### Short problem
Which lines in the records below contain the string "button"? Pull out every such line in full, and treat uppercase and lowercase as different.

### Records
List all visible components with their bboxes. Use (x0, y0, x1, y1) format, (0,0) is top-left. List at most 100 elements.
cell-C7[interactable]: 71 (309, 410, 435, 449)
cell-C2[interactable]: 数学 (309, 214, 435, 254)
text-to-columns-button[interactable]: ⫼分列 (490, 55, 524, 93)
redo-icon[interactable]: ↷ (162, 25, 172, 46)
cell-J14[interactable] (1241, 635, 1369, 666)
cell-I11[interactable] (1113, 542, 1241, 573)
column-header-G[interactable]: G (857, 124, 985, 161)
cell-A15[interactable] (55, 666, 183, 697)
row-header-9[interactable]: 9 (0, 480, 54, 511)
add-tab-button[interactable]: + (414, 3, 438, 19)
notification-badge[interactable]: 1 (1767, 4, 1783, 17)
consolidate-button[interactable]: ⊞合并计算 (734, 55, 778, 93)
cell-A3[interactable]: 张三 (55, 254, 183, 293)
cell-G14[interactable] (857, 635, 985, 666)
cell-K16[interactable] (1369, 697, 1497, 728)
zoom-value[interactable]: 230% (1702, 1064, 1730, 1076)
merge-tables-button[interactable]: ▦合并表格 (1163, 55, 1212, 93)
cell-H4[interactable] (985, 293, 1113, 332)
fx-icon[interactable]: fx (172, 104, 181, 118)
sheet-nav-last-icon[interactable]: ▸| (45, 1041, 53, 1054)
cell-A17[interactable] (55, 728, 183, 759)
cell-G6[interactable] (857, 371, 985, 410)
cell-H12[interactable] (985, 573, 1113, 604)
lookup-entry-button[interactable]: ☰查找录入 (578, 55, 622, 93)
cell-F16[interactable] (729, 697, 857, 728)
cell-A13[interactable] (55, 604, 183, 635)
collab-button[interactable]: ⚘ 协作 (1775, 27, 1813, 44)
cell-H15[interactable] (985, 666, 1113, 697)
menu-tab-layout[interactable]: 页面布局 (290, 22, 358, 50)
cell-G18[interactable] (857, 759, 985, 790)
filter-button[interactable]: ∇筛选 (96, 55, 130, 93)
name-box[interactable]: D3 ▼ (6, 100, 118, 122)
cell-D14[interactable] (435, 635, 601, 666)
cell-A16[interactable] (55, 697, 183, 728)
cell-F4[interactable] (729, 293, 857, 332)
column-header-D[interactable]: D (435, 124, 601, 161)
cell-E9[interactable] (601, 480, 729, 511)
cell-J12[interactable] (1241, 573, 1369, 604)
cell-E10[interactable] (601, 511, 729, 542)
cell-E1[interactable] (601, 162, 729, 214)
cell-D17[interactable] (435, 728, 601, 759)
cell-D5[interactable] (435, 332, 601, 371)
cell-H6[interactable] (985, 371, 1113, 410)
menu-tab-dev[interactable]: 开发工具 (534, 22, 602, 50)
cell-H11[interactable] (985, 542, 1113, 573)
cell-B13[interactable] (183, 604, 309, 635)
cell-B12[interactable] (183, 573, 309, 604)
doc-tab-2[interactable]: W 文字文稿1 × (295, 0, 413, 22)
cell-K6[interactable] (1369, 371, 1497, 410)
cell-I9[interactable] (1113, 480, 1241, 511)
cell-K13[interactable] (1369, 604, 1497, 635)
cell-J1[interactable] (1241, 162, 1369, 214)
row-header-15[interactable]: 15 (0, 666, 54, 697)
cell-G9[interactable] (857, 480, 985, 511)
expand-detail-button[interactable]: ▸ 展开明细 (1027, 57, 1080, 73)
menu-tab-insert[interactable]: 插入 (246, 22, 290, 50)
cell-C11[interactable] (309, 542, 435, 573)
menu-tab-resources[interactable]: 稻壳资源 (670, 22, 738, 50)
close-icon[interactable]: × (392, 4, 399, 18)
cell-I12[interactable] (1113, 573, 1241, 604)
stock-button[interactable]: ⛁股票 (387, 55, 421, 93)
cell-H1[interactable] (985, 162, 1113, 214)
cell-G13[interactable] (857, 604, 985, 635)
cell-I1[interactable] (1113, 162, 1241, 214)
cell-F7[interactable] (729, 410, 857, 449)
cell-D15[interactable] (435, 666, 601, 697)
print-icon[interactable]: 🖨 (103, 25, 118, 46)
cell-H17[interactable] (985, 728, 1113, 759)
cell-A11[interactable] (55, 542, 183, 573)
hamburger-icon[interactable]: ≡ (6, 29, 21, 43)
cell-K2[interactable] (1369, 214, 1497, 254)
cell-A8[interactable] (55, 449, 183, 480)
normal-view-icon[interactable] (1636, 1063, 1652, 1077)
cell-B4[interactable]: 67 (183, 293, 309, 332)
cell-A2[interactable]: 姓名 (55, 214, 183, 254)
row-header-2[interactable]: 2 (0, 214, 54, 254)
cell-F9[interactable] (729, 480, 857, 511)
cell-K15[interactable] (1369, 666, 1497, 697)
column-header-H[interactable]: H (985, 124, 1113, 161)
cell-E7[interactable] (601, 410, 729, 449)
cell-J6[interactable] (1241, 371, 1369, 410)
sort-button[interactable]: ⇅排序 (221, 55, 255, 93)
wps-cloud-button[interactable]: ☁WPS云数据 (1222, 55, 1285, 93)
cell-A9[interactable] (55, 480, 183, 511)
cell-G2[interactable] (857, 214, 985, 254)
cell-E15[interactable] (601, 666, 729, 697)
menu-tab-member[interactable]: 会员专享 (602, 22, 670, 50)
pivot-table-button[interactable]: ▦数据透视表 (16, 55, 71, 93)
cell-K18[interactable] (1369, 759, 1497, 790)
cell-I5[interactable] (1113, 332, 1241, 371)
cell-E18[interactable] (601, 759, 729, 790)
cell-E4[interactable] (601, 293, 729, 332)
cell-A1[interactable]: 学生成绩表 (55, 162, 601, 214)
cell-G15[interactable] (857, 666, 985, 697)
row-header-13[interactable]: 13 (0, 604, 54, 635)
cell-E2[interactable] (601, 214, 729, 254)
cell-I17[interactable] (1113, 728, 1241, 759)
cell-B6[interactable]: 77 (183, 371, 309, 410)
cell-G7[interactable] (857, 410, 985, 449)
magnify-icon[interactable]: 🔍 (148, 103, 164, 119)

### Task answer
text-to-columns-button[interactable]: ⫼分列 (490, 55, 524, 93)
add-tab-button[interactable]: + (414, 3, 438, 19)
consolidate-button[interactable]: ⊞合并计算 (734, 55, 778, 93)
merge-tables-button[interactable]: ▦合并表格 (1163, 55, 1212, 93)
lookup-entry-button[interactable]: ☰查找录入 (578, 55, 622, 93)
collab-button[interactable]: ⚘ 协作 (1775, 27, 1813, 44)
filter-button[interactable]: ∇筛选 (96, 55, 130, 93)
expand-detail-button[interactable]: ▸ 展开明细 (1027, 57, 1080, 73)
stock-button[interactable]: ⛁股票 (387, 55, 421, 93)
sort-button[interactable]: ⇅排序 (221, 55, 255, 93)
wps-cloud-button[interactable]: ☁WPS云数据 (1222, 55, 1285, 93)
pivot-table-button[interactable]: ▦数据透视表 (16, 55, 71, 93)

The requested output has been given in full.